====== MATERIAL SHOWN ======
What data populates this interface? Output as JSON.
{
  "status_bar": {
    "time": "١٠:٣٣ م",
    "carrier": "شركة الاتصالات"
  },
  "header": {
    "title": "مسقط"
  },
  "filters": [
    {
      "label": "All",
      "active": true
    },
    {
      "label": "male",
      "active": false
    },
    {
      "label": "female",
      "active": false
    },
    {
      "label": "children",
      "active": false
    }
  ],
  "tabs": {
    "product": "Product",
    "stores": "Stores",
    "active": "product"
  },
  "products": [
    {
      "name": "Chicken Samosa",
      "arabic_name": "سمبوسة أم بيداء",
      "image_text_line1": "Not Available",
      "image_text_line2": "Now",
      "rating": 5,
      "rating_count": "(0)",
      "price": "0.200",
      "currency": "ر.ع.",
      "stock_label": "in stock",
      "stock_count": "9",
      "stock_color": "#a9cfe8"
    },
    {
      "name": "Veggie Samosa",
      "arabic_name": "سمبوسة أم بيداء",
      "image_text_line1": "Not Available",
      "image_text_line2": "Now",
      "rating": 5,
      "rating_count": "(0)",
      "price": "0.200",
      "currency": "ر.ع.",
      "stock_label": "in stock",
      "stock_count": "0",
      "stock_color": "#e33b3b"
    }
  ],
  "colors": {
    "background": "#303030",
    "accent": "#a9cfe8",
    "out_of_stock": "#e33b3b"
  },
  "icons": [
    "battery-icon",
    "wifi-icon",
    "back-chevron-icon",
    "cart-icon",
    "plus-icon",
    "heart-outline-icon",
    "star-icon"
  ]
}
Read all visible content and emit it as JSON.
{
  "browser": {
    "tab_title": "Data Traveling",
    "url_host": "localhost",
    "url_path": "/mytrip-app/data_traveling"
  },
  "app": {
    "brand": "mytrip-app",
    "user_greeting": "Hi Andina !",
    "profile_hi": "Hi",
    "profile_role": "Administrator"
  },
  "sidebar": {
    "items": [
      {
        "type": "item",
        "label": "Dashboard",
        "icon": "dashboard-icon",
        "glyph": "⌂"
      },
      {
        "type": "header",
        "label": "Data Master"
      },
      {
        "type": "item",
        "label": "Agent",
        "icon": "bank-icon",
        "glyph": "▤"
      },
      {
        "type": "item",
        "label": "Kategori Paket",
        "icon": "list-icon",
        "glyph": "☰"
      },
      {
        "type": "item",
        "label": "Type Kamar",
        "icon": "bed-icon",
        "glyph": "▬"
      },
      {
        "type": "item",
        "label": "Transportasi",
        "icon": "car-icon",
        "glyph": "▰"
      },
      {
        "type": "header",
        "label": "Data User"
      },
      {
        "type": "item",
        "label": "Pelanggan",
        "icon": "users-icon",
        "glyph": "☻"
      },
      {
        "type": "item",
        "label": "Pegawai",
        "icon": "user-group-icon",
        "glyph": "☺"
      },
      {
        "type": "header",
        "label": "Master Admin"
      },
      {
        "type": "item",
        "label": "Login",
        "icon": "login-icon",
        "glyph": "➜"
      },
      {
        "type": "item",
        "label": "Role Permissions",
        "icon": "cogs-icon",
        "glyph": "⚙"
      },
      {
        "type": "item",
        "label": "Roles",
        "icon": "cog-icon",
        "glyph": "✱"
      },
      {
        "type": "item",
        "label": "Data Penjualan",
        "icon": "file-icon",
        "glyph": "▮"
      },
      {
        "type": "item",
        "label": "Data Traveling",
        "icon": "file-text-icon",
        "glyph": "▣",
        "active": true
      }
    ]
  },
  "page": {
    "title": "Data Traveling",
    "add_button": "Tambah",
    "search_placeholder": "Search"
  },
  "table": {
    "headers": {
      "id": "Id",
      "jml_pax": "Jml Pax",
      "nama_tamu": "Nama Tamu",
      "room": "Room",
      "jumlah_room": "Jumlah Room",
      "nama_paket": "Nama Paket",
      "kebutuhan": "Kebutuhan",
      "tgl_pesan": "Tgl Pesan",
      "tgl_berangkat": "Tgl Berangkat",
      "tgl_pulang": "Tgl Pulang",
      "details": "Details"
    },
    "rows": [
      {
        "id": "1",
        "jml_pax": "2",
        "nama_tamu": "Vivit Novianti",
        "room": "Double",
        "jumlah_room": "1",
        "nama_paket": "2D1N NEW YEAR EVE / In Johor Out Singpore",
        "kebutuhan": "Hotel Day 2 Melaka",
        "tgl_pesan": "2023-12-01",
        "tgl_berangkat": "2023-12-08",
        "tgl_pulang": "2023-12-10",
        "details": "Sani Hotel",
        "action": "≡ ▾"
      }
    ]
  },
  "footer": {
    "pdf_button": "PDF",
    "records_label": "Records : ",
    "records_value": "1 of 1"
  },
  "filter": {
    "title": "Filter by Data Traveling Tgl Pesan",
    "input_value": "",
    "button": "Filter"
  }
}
======
# STATED EXERCISE:
Recopy all the lines exactly as they appear.

# RESULT BELOW:
What data populates this interface? Output as JSON.
{
  "status_bar": {
    "time": "١٠:٣٣ م",
    "carrier": "شركة الاتصالات"
  },
  "header": {
    "title": "مسقط"
  },
  "filters": [
    {
      "label": "All",
      "active": true
    },
    {
      "label": "male",
      "active": false
    },
    {
      "label": "female",
      "active": false
    },
    {
      "label": "children",
      "active": false
    }
  ],
  "tabs": {
    "product": "Product",
    "stores": "Stores",
    "active": "product"
  },
  "products": [
    {
      "name": "Chicken Samosa",
      "arabic_name": "سمبوسة أم بيداء",
      "image_text_line1": "Not Available",
      "image_text_line2": "Now",
      "rating": 5,
      "rating_count": "(0)",
      "price": "0.200",
      "currency": "ر.ع.",
      "stock_label": "in stock",
      "stock_count": "9",
      "stock_color": "#a9cfe8"
    },
    {
      "name": "Veggie Samosa",
      "arabic_name": "سمبوسة أم بيداء",
      "image_text_line1": "Not Available",
      "image_text_line2": "Now",
      "rating": 5,
      "rating_count": "(0)",
      "price": "0.200",
      "currency": "ر.ع.",
      "stock_label": "in stock",
      "stock_count": "0",
      "stock_color": "#e33b3b"
    }
  ],
  "colors": {
    "background": "#303030",
    "accent": "#a9cfe8",
    "out_of_stock": "#e33b3b"
  },
  "icons": [
    "battery-icon",
    "wifi-icon",
    "back-chevron-icon",
    "cart-icon",
    "plus-icon",
    "heart-outline-icon",
    "star-icon"
  ]
}
Read all visible content and emit it as JSON.
{
  "browser": {
    "tab_title": "Data Traveling",
    "url_host": "localhost",
    "url_path": "/mytrip-app/data_traveling"
  },
  "app": {
    "brand": "mytrip-app",
    "user_greeting": "Hi Andina !",
    "profile_hi": "Hi",
    "profile_role": "Administrator"
  },
  "sidebar": {
    "items": [
      {
        "type": "item",
        "label": "Dashboard",
        "icon": "dashboard-icon",
        "glyph": "⌂"
      },
      {
        "type": "header",
        "label": "Data Master"
      },
      {
        "type": "item",
        "label": "Agent",
        "icon": "bank-icon",
        "glyph": "▤"
      },
      {
        "type": "item",
        "label": "Kategori Paket",
        "icon": "list-icon",
        "glyph": "☰"
      },
      {
        "type": "item",
        "label": "Type Kamar",
        "icon": "bed-icon",
        "glyph": "▬"
      },
      {
        "type": "item",
        "label": "Transportasi",
        "icon": "car-icon",
        "glyph": "▰"
      },
      {
        "type": "header",
        "label": "Data User"
      },
      {
        "type": "item",
        "label": "Pelanggan",
        "icon": "users-icon",
        "glyph": "☻"
      },
      {
        "type": "item",
        "label": "Pegawai",
        "icon": "user-group-icon",
        "glyph": "☺"
      },
      {
        "type": "header",
        "label": "Master Admin"
      },
      {
        "type": "item",
        "label": "Login",
        "icon": "login-icon",
        "glyph": "➜"
      },
      {
        "type": "item",
        "label": "Role Permissions",
        "icon": "cogs-icon",
        "glyph": "⚙"
      },
      {
        "type": "item",
        "label": "Roles",
        "icon": "cog-icon",
        "glyph": "✱"
      },
      {
        "type": "item",
        "label": "Data Penjualan",
        "icon": "file-icon",
        "glyph": "▮"
      },
      {
        "type": "item",
        "label": "Data Traveling",
        "icon": "file-text-icon",
        "glyph": "▣",
        "active": true
      }
    ]
  },
  "page": {
    "title": "Data Traveling",
    "add_button": "Tambah",
    "search_placeholder": "Search"
  },
  "table": {
    "headers": {
      "id": "Id",
      "jml_pax": "Jml Pax",
      "nama_tamu": "Nama Tamu",
      "room": "Room",
      "jumlah_room": "Jumlah Room",
      "nama_paket": "Nama Paket",
      "kebutuhan": "Kebutuhan",
      "tgl_pesan": "Tgl Pesan",
      "tgl_berangkat": "Tgl Berangkat",
      "tgl_pulang": "Tgl Pulang",
      "details": "Details"
    },
    "rows": [
      {
        "id": "1",
        "jml_pax": "2",
        "nama_tamu": "Vivit Novianti",
        "room": "Double",
        "jumlah_room": "1",
        "nama_paket": "2D1N NEW YEAR EVE / In Johor Out Singpore",
        "kebutuhan": "Hotel Day 2 Melaka",
        "tgl_pesan": "2023-12-01",
        "tgl_berangkat": "2023-12-08",
        "tgl_pulang": "2023-12-10",
        "details": "Sani Hotel",
        "action": "≡ ▾"
      }
    ]
  },
  "footer": {
    "pdf_button": "PDF",
    "records_label": "Records : ",
    "records_value": "1 of 1"
  },
  "filter": {
    "title": "Filter by Data Traveling Tgl Pesan",
    "input_value": "",
    "button": "Filter"
  }
}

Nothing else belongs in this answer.